Instruction: Find the lines that include the string "nBreaking" and report how many there are. Give no other text.

Dataset entries:
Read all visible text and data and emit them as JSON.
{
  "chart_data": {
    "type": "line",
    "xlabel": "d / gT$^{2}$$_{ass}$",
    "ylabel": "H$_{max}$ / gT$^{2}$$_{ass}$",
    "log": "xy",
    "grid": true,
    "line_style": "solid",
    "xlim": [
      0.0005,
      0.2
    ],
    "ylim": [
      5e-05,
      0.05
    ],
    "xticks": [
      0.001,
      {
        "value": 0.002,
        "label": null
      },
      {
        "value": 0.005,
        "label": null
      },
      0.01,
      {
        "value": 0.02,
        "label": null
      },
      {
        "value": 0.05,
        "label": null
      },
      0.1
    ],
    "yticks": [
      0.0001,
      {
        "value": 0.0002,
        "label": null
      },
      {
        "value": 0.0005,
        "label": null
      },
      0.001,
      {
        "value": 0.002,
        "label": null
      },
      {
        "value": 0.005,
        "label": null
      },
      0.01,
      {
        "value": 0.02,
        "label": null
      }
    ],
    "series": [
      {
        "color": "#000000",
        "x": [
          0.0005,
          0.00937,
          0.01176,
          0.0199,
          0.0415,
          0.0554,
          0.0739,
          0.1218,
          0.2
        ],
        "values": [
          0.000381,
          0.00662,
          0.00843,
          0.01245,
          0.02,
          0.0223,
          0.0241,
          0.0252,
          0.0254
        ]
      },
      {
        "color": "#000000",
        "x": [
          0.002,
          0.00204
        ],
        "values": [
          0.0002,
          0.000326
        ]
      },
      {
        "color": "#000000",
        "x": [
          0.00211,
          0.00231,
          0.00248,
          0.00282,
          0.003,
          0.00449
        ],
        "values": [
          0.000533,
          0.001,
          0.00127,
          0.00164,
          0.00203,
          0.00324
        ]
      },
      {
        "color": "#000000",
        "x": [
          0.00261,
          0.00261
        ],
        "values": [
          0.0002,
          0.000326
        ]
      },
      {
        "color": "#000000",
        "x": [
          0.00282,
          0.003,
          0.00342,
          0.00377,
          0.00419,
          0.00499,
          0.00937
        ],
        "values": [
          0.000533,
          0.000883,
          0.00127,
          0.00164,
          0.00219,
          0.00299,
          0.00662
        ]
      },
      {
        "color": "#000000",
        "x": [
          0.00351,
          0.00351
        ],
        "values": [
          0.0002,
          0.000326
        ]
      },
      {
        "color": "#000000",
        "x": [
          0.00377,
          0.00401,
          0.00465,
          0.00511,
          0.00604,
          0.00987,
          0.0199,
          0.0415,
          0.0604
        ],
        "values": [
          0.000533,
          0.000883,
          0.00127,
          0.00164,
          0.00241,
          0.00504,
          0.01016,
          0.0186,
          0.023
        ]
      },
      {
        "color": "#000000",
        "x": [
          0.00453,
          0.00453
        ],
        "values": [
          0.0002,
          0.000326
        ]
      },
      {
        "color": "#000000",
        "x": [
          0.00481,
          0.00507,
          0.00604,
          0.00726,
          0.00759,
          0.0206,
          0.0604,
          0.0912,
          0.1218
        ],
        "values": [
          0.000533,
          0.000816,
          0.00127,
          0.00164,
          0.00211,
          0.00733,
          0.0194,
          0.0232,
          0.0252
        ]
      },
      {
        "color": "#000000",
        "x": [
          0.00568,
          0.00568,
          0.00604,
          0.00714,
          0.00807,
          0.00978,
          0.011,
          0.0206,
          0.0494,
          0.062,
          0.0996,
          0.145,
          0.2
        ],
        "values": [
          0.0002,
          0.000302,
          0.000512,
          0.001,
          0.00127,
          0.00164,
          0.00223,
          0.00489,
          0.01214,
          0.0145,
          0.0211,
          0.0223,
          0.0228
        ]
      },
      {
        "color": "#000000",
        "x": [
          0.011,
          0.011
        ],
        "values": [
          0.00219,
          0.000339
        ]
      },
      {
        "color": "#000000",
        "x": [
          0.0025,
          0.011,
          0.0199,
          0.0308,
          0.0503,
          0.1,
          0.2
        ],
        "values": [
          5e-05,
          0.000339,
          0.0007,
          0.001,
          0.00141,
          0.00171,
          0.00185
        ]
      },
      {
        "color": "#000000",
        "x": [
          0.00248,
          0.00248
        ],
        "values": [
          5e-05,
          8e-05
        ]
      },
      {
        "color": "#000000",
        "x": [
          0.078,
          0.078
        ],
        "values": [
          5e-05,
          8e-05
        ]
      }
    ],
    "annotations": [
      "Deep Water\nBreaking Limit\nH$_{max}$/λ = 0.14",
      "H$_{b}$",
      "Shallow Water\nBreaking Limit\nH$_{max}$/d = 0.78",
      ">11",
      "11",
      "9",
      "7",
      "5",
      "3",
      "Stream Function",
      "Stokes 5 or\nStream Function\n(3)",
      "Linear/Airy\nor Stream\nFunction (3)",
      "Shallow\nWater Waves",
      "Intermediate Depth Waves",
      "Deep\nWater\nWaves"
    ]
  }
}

Answer to the exercise: 2